### WORK TO DO:
Records follow. Copy every line with "здоровья".

### MATERIAL SHOWN:
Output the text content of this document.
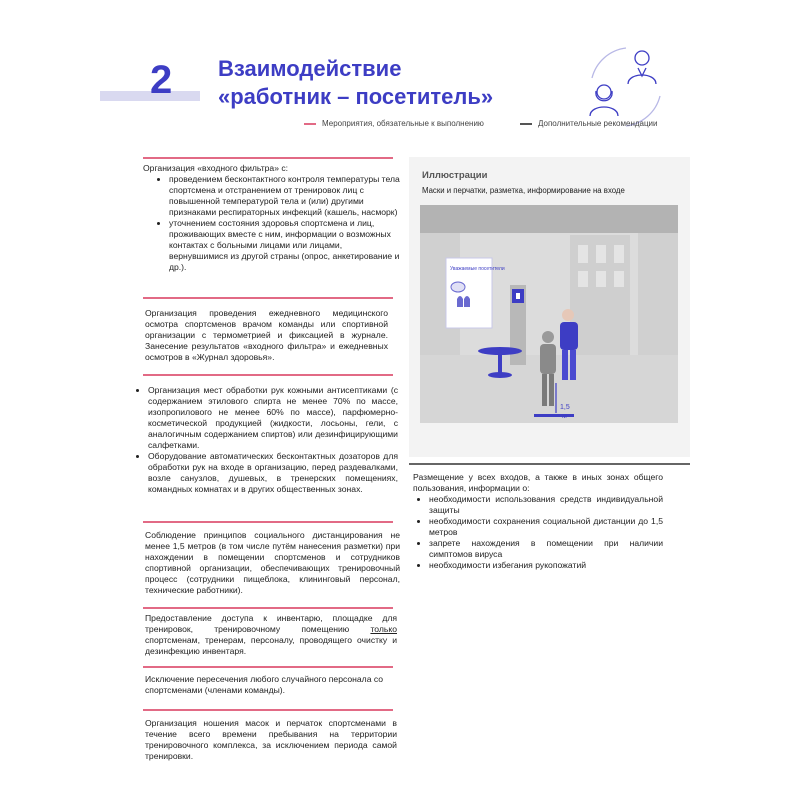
2 Взаимодействие
«работник – посетитель»
Мероприятия, обязательные к выполнению	Дополнительные рекомендации
Организация «входного фильтра» с:
• проведением бесконтактного контроля температуры тела спортсмена и отстранением от тренировок лиц с повышенной температурой тела и (или) другими признаками респираторных инфекций (кашель, насморк)
• уточнением состояния здоровья спортсмена и лиц, проживающих вместе с ним, информации о возможных контактах с больными лицами или лицами, вернувшимися из другой страны (опрос, анкетирование и др.).
Организация проведения ежедневного медицинского осмотра спортсменов врачом команды или спортивной организации с термометрией и фиксацией в журнале. Занесение результатов «входного фильтра» и ежедневных осмотров в «Журнал здоровья».
• Организация мест обработки рук кожными антисептиками (с содержанием этилового спирта не менее 70% по массе, изопропилового не менее 60% по массе), парфюмерно-косметической продукцией (жидкости, лосьоны, гели, с аналогичным содержанием спиртов) или дезинфицирующими салфетками.
• Оборудование автоматических бесконтактных дозаторов для обработки рук на входе в организацию, перед раздевалками, возле санузлов, душевых, в тренерских помещениях, командных комнатах и в других общественных зонах.
Соблюдение принципов социального дистанцирования не менее 1,5 метров (в том числе путём нанесения разметки) при нахождении в помещении спортсменов и сотрудников спортивной организации, обеспечивающих тренировочный процесс (сотрудники пищеблока, клининговый персонал, технические работники).
Предоставление доступа к инвентарю, площадке для тренировок, тренировочному помещению только спортсменам, тренерам, персоналу, проводящего очистку и дезинфекцию инвентаря.
Исключение пересечения любого случайного персонала со спортсменами (членами команды).
Организация ношения масок и перчаток спортсменами в течение всего времени пребывания на территории тренировочного комплекса, за исключением периода самой тренировки.
Иллюстрации
Маски и перчатки, разметка, информирование на входе
Уважаемые посетители
1,5
м
Размещение у всех входов, а также в иных зонах общего пользования, информации о:
• необходимости использования средств индивидуальной защиты
• необходимости сохранения социальной дистанции до 1,5 метров
• запрете нахождения в помещении при наличии симптомов вируса
• необходимости избегания рукопожатий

### RESULT OF THIS TASK:
• уточнением состояния здоровья спортсмена и лиц, проживающих вместе с ним, информации о возможных контактах с больными лицами или лицами, вернувшимися из другой страны (опрос, анкетирование и др.).
Организация проведения ежедневного медицинского осмотра спортсменов врачом команды или спортивной организации с термометрией и фиксацией в журнале. Занесение результатов «входного фильтра» и ежедневных осмотров в «Журнал здоровья».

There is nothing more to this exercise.